§ **Task brief**: Rewrite the rows below, changing every "plc-row" to "plc-entry" and leaving everything else as it is.

★ ★ ★ ★ ★ ★ ★

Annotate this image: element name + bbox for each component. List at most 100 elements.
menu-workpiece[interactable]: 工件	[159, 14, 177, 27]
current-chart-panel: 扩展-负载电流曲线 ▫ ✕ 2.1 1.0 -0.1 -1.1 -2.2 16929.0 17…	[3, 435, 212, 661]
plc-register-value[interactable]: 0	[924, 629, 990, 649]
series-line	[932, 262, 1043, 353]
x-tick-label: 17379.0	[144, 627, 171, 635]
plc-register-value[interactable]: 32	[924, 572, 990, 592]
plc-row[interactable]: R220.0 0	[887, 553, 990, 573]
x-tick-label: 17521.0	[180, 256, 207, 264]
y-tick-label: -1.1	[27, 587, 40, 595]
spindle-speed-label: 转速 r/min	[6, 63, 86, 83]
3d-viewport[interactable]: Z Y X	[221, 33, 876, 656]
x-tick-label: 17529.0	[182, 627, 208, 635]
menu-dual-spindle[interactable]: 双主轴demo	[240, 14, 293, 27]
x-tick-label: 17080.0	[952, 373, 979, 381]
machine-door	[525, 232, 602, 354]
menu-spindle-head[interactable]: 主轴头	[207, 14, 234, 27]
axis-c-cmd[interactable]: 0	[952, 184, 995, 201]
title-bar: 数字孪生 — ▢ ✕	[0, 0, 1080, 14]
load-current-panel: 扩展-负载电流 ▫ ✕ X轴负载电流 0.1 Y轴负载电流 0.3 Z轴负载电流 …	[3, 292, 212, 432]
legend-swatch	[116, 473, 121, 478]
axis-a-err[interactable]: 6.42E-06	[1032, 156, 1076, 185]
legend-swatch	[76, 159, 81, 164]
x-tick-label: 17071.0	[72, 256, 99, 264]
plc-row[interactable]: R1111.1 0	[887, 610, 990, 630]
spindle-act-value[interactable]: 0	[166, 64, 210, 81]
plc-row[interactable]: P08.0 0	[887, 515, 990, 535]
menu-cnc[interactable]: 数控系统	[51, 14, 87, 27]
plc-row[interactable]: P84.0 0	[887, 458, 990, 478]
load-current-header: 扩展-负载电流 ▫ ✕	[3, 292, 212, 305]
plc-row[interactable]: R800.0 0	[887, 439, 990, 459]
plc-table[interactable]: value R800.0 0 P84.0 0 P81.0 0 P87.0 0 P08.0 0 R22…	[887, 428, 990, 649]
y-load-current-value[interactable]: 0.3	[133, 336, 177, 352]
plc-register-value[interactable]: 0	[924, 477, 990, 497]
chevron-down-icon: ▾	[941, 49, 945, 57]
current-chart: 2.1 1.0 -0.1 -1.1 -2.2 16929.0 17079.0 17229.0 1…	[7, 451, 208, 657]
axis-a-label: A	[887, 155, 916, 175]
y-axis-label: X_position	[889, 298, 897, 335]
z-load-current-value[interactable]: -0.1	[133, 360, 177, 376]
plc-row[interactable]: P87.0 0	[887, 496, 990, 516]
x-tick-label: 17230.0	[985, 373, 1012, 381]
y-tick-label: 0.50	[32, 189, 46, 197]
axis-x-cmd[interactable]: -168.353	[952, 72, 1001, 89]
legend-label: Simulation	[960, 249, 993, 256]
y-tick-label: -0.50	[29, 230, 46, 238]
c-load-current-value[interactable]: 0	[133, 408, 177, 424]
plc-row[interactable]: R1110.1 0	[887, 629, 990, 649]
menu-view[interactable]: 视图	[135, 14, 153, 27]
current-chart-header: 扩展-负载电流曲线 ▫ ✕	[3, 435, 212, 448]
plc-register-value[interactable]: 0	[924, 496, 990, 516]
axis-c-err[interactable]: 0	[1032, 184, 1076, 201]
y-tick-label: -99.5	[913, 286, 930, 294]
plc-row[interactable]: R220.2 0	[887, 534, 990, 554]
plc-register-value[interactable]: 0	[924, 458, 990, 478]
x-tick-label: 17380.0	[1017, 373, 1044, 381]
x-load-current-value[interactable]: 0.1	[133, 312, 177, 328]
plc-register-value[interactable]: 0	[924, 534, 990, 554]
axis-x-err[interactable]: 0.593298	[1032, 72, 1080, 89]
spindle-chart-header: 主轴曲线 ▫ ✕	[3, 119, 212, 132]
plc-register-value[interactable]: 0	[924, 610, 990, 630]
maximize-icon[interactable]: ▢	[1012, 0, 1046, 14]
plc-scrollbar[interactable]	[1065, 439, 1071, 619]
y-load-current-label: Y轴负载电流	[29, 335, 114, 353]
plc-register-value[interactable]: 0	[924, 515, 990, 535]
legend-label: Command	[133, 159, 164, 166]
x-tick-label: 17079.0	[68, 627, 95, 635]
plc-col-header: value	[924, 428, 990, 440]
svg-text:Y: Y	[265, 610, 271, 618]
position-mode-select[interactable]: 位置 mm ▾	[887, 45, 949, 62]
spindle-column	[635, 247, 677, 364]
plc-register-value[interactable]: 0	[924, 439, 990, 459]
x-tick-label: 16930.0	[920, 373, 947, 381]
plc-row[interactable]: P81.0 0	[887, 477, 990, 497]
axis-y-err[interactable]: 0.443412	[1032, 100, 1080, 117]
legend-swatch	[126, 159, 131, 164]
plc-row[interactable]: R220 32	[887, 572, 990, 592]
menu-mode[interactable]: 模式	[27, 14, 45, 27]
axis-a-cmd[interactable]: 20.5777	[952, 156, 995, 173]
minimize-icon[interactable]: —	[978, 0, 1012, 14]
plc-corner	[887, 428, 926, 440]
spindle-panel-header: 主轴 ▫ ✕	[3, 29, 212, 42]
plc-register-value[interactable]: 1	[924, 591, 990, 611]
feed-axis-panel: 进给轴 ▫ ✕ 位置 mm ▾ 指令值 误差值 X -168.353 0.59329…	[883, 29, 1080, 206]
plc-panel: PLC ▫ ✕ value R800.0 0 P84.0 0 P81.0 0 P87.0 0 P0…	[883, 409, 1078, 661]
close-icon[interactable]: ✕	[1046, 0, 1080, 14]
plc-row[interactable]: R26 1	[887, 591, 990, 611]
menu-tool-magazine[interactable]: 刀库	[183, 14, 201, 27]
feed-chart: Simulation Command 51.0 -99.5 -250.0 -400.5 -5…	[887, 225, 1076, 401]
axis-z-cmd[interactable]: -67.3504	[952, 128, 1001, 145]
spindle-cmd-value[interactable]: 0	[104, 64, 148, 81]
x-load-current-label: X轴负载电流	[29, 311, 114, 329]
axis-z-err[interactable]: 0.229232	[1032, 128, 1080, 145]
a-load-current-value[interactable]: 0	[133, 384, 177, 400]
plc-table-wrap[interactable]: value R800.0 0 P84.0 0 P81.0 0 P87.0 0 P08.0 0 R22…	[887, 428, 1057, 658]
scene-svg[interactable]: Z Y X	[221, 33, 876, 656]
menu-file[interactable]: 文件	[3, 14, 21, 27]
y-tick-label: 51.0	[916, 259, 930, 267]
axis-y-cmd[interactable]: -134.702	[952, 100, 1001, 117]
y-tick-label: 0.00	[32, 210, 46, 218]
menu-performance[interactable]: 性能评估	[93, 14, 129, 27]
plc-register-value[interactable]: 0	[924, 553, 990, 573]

★ ★ ★ ★ ★ ★ ★

§ **Worked answer**:
Annotate this image: element name + bbox for each component. List at most 100 elements.
menu-workpiece[interactable]: 工件	[159, 14, 177, 27]
current-chart-panel: 扩展-负载电流曲线 ▫ ✕ 2.1 1.0 -0.1 -1.1 -2.2 16929.0 17…	[3, 435, 212, 661]
plc-register-value[interactable]: 0	[924, 629, 990, 649]
series-line	[932, 262, 1043, 353]
x-tick-label: 17379.0	[144, 627, 171, 635]
plc-register-value[interactable]: 32	[924, 572, 990, 592]
plc-entry[interactable]: R220.0 0	[887, 553, 990, 573]
x-tick-label: 17521.0	[180, 256, 207, 264]
y-tick-label: -1.1	[27, 587, 40, 595]
spindle-speed-label: 转速 r/min	[6, 63, 86, 83]
3d-viewport[interactable]: Z Y X	[221, 33, 876, 656]
x-tick-label: 17529.0	[182, 627, 208, 635]
menu-dual-spindle[interactable]: 双主轴demo	[240, 14, 293, 27]
x-tick-label: 17080.0	[952, 373, 979, 381]
machine-door	[525, 232, 602, 354]
menu-spindle-head[interactable]: 主轴头	[207, 14, 234, 27]
axis-c-cmd[interactable]: 0	[952, 184, 995, 201]
title-bar: 数字孪生 — ▢ ✕	[0, 0, 1080, 14]
load-current-panel: 扩展-负载电流 ▫ ✕ X轴负载电流 0.1 Y轴负载电流 0.3 Z轴负载电流 …	[3, 292, 212, 432]
legend-swatch	[116, 473, 121, 478]
axis-a-err[interactable]: 6.42E-06	[1032, 156, 1076, 185]
legend-swatch	[76, 159, 81, 164]
x-tick-label: 17071.0	[72, 256, 99, 264]
plc-entry[interactable]: R1111.1 0	[887, 610, 990, 630]
spindle-act-value[interactable]: 0	[166, 64, 210, 81]
plc-entry[interactable]: P08.0 0	[887, 515, 990, 535]
menu-cnc[interactable]: 数控系统	[51, 14, 87, 27]
plc-entry[interactable]: P84.0 0	[887, 458, 990, 478]
load-current-header: 扩展-负载电流 ▫ ✕	[3, 292, 212, 305]
plc-entry[interactable]: R800.0 0	[887, 439, 990, 459]
plc-table[interactable]: value R800.0 0 P84.0 0 P81.0 0 P87.0 0 P08.0 0 R22…	[887, 428, 990, 649]
y-load-current-value[interactable]: 0.3	[133, 336, 177, 352]
plc-register-value[interactable]: 0	[924, 477, 990, 497]
chevron-down-icon: ▾	[941, 49, 945, 57]
current-chart: 2.1 1.0 -0.1 -1.1 -2.2 16929.0 17079.0 17229.0 1…	[7, 451, 208, 657]
axis-a-label: A	[887, 155, 916, 175]
y-axis-label: X_position	[889, 298, 897, 335]
z-load-current-value[interactable]: -0.1	[133, 360, 177, 376]
plc-entry[interactable]: P87.0 0	[887, 496, 990, 516]
x-tick-label: 17230.0	[985, 373, 1012, 381]
y-tick-label: 0.50	[32, 189, 46, 197]
axis-x-cmd[interactable]: -168.353	[952, 72, 1001, 89]
legend-label: Simulation	[960, 249, 993, 256]
y-tick-label: -0.50	[29, 230, 46, 238]
c-load-current-value[interactable]: 0	[133, 408, 177, 424]
plc-entry[interactable]: R1110.1 0	[887, 629, 990, 649]
menu-view[interactable]: 视图	[135, 14, 153, 27]
current-chart-header: 扩展-负载电流曲线 ▫ ✕	[3, 435, 212, 448]
plc-register-value[interactable]: 0	[924, 496, 990, 516]
axis-c-err[interactable]: 0	[1032, 184, 1076, 201]
y-tick-label: -99.5	[913, 286, 930, 294]
plc-entry[interactable]: R220.2 0	[887, 534, 990, 554]
plc-register-value[interactable]: 0	[924, 458, 990, 478]
x-tick-label: 17380.0	[1017, 373, 1044, 381]
x-load-current-value[interactable]: 0.1	[133, 312, 177, 328]
plc-register-value[interactable]: 0	[924, 534, 990, 554]
axis-x-err[interactable]: 0.593298	[1032, 72, 1080, 89]
spindle-chart-header: 主轴曲线 ▫ ✕	[3, 119, 212, 132]
plc-register-value[interactable]: 0	[924, 610, 990, 630]
maximize-icon[interactable]: ▢	[1012, 0, 1046, 14]
plc-scrollbar[interactable]	[1065, 439, 1071, 619]
y-load-current-label: Y轴负载电流	[29, 335, 114, 353]
plc-register-value[interactable]: 0	[924, 515, 990, 535]
legend-label: Command	[133, 159, 164, 166]
x-tick-label: 17079.0	[68, 627, 95, 635]
plc-col-header: value	[924, 428, 990, 440]
svg-text:Y: Y	[265, 610, 271, 618]
position-mode-select[interactable]: 位置 mm ▾	[887, 45, 949, 62]
spindle-column	[635, 247, 677, 364]
plc-register-value[interactable]: 0	[924, 439, 990, 459]
x-tick-label: 16930.0	[920, 373, 947, 381]
plc-entry[interactable]: P81.0 0	[887, 477, 990, 497]
axis-y-err[interactable]: 0.443412	[1032, 100, 1080, 117]
legend-swatch	[126, 159, 131, 164]
plc-entry[interactable]: R220 32	[887, 572, 990, 592]
menu-mode[interactable]: 模式	[27, 14, 45, 27]
axis-a-cmd[interactable]: 20.5777	[952, 156, 995, 173]
minimize-icon[interactable]: —	[978, 0, 1012, 14]
plc-corner	[887, 428, 926, 440]
spindle-panel-header: 主轴 ▫ ✕	[3, 29, 212, 42]
plc-register-value[interactable]: 1	[924, 591, 990, 611]
feed-axis-panel: 进给轴 ▫ ✕ 位置 mm ▾ 指令值 误差值 X -168.353 0.59329…	[883, 29, 1080, 206]
plc-panel: PLC ▫ ✕ value R800.0 0 P84.0 0 P81.0 0 P87.0 0 P0…	[883, 409, 1078, 661]
close-icon[interactable]: ✕	[1046, 0, 1080, 14]
plc-entry[interactable]: R26 1	[887, 591, 990, 611]
menu-tool-magazine[interactable]: 刀库	[183, 14, 201, 27]
feed-chart: Simulation Command 51.0 -99.5 -250.0 -400.5 -5…	[887, 225, 1076, 401]
axis-z-cmd[interactable]: -67.3504	[952, 128, 1001, 145]
spindle-cmd-value[interactable]: 0	[104, 64, 148, 81]
x-load-current-label: X轴负载电流	[29, 311, 114, 329]
axis-z-err[interactable]: 0.229232	[1032, 128, 1080, 145]
a-load-current-value[interactable]: 0	[133, 384, 177, 400]
plc-table-wrap[interactable]: value R800.0 0 P84.0 0 P81.0 0 P87.0 0 P08.0 0 R22…	[887, 428, 1057, 658]
scene-svg[interactable]: Z Y X	[221, 33, 876, 656]
menu-file[interactable]: 文件	[3, 14, 21, 27]
y-tick-label: 51.0	[916, 259, 930, 267]
axis-y-cmd[interactable]: -134.702	[952, 100, 1001, 117]
y-tick-label: 0.00	[32, 210, 46, 218]
menu-performance[interactable]: 性能评估	[93, 14, 129, 27]
plc-register-value[interactable]: 0	[924, 553, 990, 573]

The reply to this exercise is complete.